- _What is being asked_:
Write out the full listing exactly as given, minus the images.

>> Start Recorded information

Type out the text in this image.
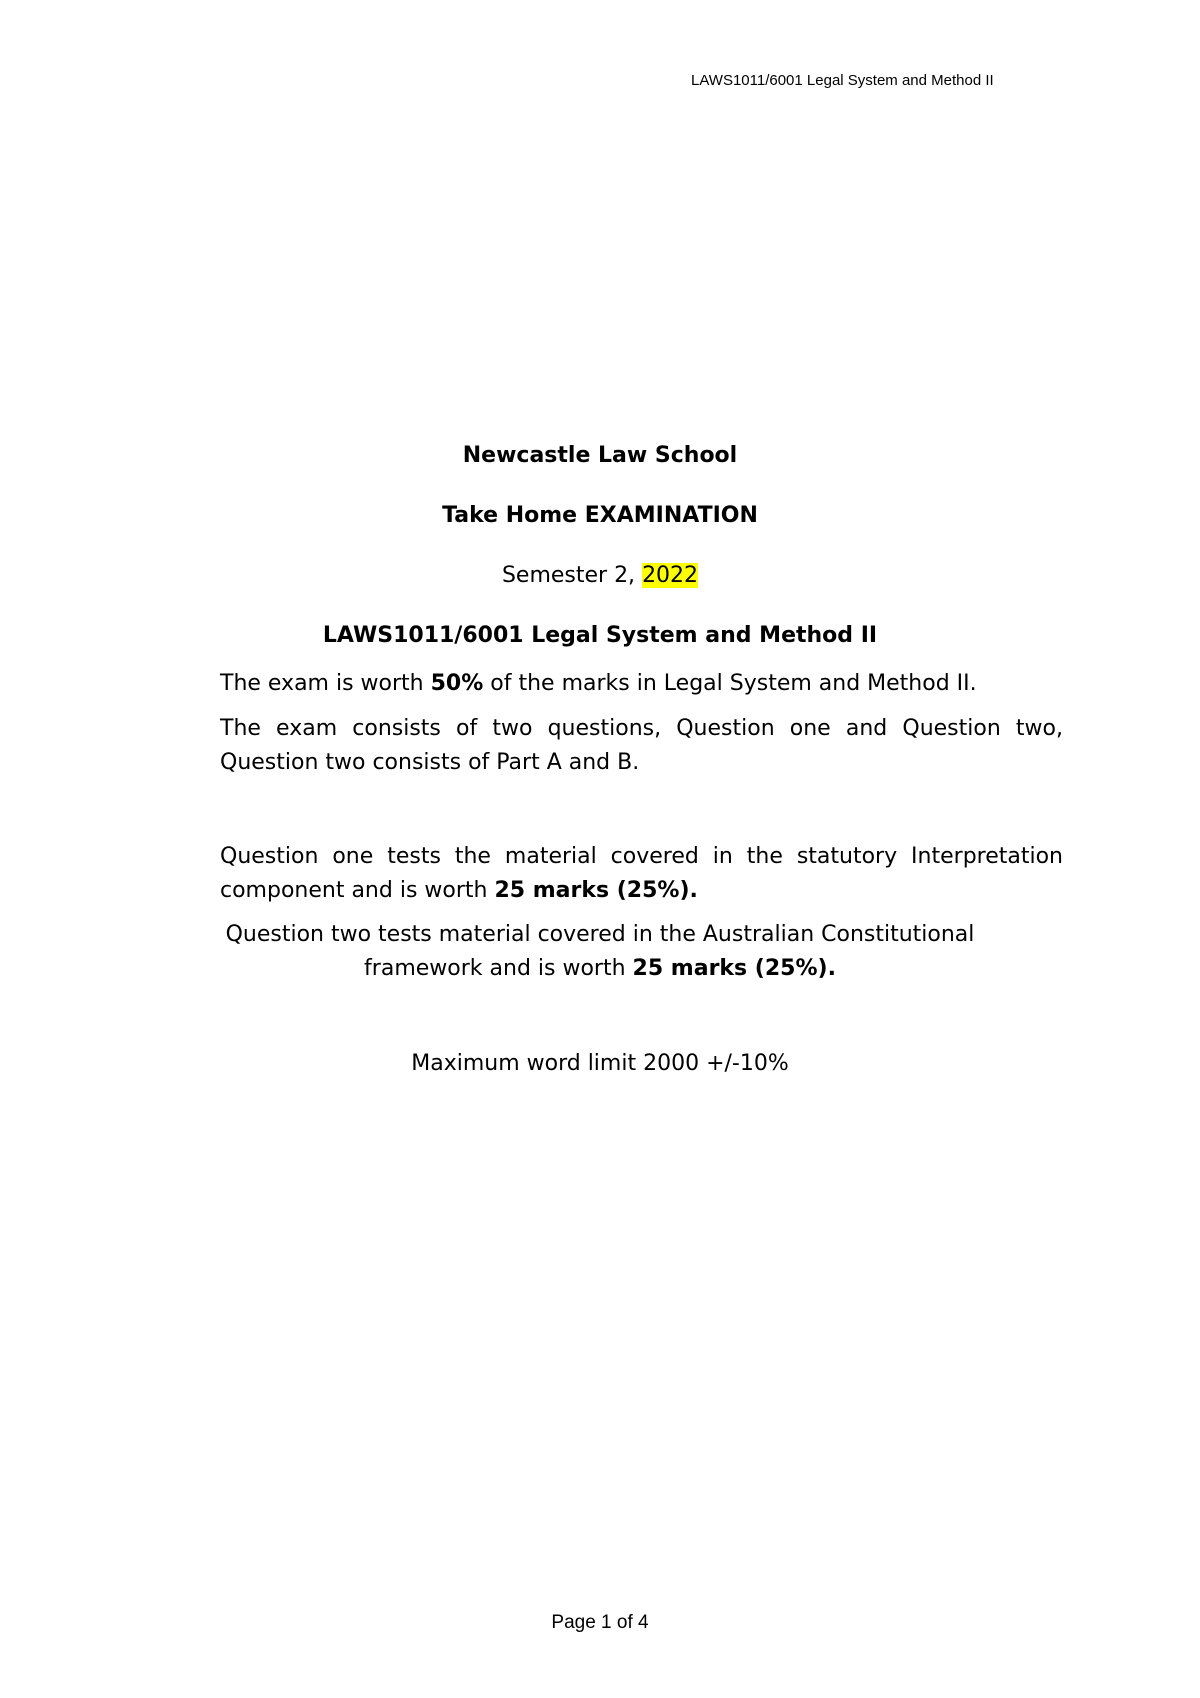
LAWS1011/6001 Legal System and Method II
Newcastle Law School
Take Home EXAMINATION
Semester 2, 2022
LAWS1011/6001 Legal System and Method II
The exam is worth 50% of the marks in Legal System and Method II.
The exam consists of two questions, Question one and Question two, Question two consists of Part A and B.
Question one tests the material covered in the statutory Interpretation component and is worth 25 marks (25%).
Question two tests material covered in the Australian Constitutional
framework and is worth 25 marks (25%).
Maximum word limit 2000 +/-10%
Page 1 of 4
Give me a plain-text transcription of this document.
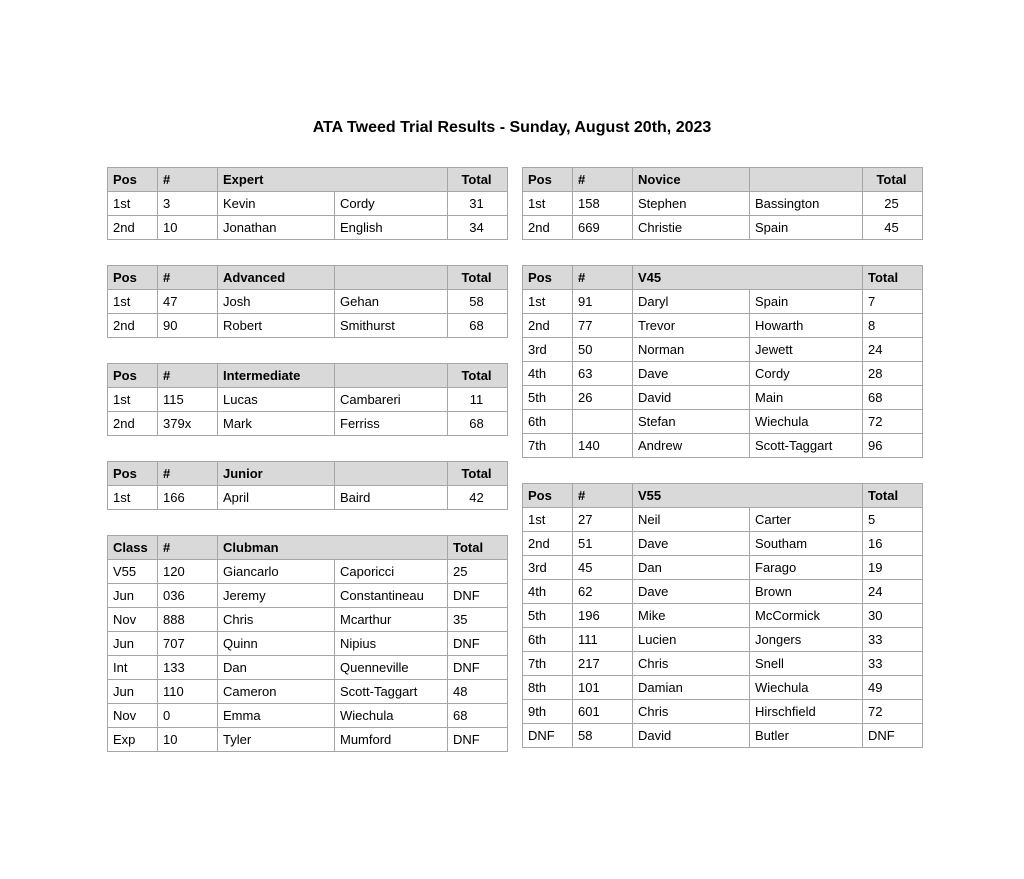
ATA Tweed Trial Results - Sunday, August 20th, 2023
Pos	#	Expert		Total
1st	3	Kevin	Cordy	31
2nd	10	Jonathan	English	34
Pos	#	Advanced		Total
1st	47	Josh	Gehan	58
2nd	90	Robert	Smithurst	68
Pos	#	Intermediate		Total
1st	115	Lucas	Cambareri	11
2nd	379x	Mark	Ferriss	68
Pos	#	Junior		Total
1st	166	April	Baird	42
Class	#	Clubman		Total
V55	120	Giancarlo	Caporicci	25
Jun	036	Jeremy	Constantineau	DNF
Nov	888	Chris	Mcarthur	35
Jun	707	Quinn	Nipius	DNF
Int	133	Dan	Quenneville	DNF
Jun	110	Cameron	Scott-Taggart	48
Nov	0	Emma	Wiechula	68
Exp	10	Tyler	Mumford	DNF
Pos	#	Novice		Total
1st	158	Stephen	Bassington	25
2nd	669	Christie	Spain	45
Pos	#	V45		Total
1st	91	Daryl	Spain	7
2nd	77	Trevor	Howarth	8
3rd	50	Norman	Jewett	24
4th	63	Dave	Cordy	28
5th	26	David	Main	68
6th		Stefan	Wiechula	72
7th	140	Andrew	Scott-Taggart	96
Pos	#	V55		Total
1st	27	Neil	Carter	5
2nd	51	Dave	Southam	16
3rd	45	Dan	Farago	19
4th	62	Dave	Brown	24
5th	196	Mike	McCormick	30
6th	111	Lucien	Jongers	33
7th	217	Chris	Snell	33
8th	101	Damian	Wiechula	49
9th	601	Chris	Hirschfield	72
DNF	58	David	Butler	DNF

>> End Recorded information

- _Result of the exercise_:
Type out the text in this image.
LAWS1011/6001 Legal System and Method II
Newcastle Law School
Take Home EXAMINATION
Semester 2, 2022
LAWS1011/6001 Legal System and Method II
The exam is worth 50% of the marks in Legal System and Method II.
The exam consists of two questions, Question one and Question two, Question two consists of Part A and B.
Question one tests the material covered in the statutory Interpretation component and is worth 25 marks (25%).
Question two tests material covered in the Australian Constitutional
framework and is worth 25 marks (25%).
Maximum word limit 2000 +/-10%
Page 1 of 4
Give me a plain-text transcription of this document.
ATA Tweed Trial Results - Sunday, August 20th, 2023
Pos	#	Expert		Total
1st	3	Kevin	Cordy	31
2nd	10	Jonathan	English	34
Pos	#	Advanced		Total
1st	47	Josh	Gehan	58
2nd	90	Robert	Smithurst	68
Pos	#	Intermediate		Total
1st	115	Lucas	Cambareri	11
2nd	379x	Mark	Ferriss	68
Pos	#	Junior		Total
1st	166	April	Baird	42
Class	#	Clubman		Total
V55	120	Giancarlo	Caporicci	25
Jun	036	Jeremy	Constantineau	DNF
Nov	888	Chris	Mcarthur	35
Jun	707	Quinn	Nipius	DNF
Int	133	Dan	Quenneville	DNF
Jun	110	Cameron	Scott-Taggart	48
Nov	0	Emma	Wiechula	68
Exp	10	Tyler	Mumford	DNF
Pos	#	Novice		Total
1st	158	Stephen	Bassington	25
2nd	669	Christie	Spain	45
Pos	#	V45		Total
1st	91	Daryl	Spain	7
2nd	77	Trevor	Howarth	8
3rd	50	Norman	Jewett	24
4th	63	Dave	Cordy	28
5th	26	David	Main	68
6th		Stefan	Wiechula	72
7th	140	Andrew	Scott-Taggart	96
Pos	#	V55		Total
1st	27	Neil	Carter	5
2nd	51	Dave	Southam	16
3rd	45	Dan	Farago	19
4th	62	Dave	Brown	24
5th	196	Mike	McCormick	30
6th	111	Lucien	Jongers	33
7th	217	Chris	Snell	33
8th	101	Damian	Wiechula	49
9th	601	Chris	Hirschfield	72
DNF	58	David	Butler	DNF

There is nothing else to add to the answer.